» **Goal of the exercise**
Quote every line of the data below as it stands, omitting pictures.
* Begin *
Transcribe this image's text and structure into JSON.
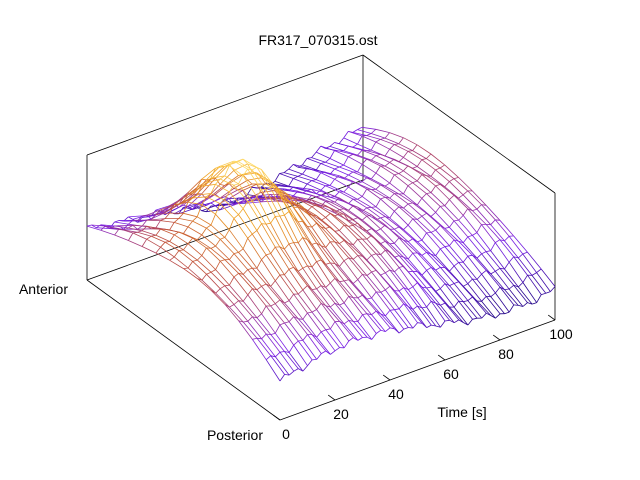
{
  "chart_data": {
    "type": "surface",
    "title": "FR317_070315.ost",
    "xlabel": "Time [s]",
    "ylabel_left": "Anterior",
    "ylabel_right": "Posterior",
    "x_range": [
      0,
      100
    ],
    "x_ticks": [
      "0",
      "20",
      "40",
      "60",
      "80",
      "100"
    ],
    "y_range": [
      0,
      1
    ],
    "z_range": [
      0,
      1
    ],
    "grid": false,
    "colormap": [
      "#1a0080",
      "#7a1fe8",
      "#c0503a",
      "#f0a020",
      "#ffe070"
    ],
    "surface": {
      "rows": 14,
      "cols": 60,
      "peak_time": 30,
      "peak_position": 0.62,
      "peak_height": 0.95
    }
  }
}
* End *
» **Answer below**
Transcribe this image's text and structure into JSON.
{
  "chart_data": {
    "type": "surface",
    "title": "FR317_070315.ost",
    "xlabel": "Time [s]",
    "ylabel_left": "Anterior",
    "ylabel_right": "Posterior",
    "x_range": [
      0,
      100
    ],
    "x_ticks": [
      "0",
      "20",
      "40",
      "60",
      "80",
      "100"
    ],
    "y_range": [
      0,
      1
    ],
    "z_range": [
      0,
      1
    ],
    "grid": false,
    "colormap": [
      "#1a0080",
      "#7a1fe8",
      "#c0503a",
      "#f0a020",
      "#ffe070"
    ],
    "surface": {
      "rows": 14,
      "cols": 60,
      "peak_time": 30,
      "peak_position": 0.62,
      "peak_height": 0.95
    }
  }
}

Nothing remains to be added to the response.